▶ [TASK INSTRUCTIONS]: Search the records below for the word "Мошковский" and show every line where it occurs.

+ + +

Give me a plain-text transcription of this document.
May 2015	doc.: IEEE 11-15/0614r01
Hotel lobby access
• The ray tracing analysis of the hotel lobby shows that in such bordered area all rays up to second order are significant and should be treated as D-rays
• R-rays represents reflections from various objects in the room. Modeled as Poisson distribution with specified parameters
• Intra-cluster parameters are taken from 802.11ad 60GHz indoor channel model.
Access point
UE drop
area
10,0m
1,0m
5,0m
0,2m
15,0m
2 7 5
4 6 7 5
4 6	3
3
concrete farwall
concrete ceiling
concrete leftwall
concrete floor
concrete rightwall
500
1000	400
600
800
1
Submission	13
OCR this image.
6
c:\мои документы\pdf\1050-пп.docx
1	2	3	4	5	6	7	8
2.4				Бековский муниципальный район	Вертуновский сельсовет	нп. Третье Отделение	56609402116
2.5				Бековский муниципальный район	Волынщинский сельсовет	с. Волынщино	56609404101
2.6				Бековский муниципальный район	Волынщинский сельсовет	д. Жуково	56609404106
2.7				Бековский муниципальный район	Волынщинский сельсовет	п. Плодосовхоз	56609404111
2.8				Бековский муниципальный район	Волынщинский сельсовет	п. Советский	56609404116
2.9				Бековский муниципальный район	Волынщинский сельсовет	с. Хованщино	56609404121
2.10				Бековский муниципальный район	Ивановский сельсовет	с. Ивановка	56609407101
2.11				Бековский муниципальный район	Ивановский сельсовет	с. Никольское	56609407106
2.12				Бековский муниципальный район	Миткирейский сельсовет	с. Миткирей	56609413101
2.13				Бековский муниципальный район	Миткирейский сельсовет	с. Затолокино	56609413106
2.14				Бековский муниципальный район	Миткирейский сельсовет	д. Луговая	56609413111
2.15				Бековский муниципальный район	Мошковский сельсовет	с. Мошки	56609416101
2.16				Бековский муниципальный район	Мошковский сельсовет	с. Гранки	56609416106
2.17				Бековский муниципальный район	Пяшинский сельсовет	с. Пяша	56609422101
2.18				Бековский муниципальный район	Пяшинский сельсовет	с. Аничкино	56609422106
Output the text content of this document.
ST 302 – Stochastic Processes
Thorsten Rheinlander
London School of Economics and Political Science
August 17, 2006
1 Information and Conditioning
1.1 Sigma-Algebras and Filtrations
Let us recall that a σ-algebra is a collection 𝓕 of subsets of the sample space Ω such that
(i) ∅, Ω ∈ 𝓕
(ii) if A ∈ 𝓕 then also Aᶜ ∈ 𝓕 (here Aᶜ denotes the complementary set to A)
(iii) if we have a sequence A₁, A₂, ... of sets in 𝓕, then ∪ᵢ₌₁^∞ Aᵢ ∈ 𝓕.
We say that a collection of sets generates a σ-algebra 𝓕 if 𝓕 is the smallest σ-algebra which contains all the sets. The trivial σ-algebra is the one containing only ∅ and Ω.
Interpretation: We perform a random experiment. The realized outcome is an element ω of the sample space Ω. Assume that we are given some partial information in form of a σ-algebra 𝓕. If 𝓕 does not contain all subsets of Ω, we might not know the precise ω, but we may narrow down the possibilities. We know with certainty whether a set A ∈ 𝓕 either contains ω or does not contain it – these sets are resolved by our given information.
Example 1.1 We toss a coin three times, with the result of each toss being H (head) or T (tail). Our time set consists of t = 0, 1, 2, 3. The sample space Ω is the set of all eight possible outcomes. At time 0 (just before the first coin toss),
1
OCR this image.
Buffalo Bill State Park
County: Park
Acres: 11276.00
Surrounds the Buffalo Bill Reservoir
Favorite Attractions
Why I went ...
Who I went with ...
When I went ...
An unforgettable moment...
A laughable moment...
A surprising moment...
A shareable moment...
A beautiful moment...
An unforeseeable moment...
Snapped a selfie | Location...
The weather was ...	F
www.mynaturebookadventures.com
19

+ + +

▶ [THE ANSWER]:
2.15				Бековский муниципальный район	Мошковский сельсовет	с. Мошки	56609416101
2.16				Бековский муниципальный район	Мошковский сельсовет	с. Гранки	56609416106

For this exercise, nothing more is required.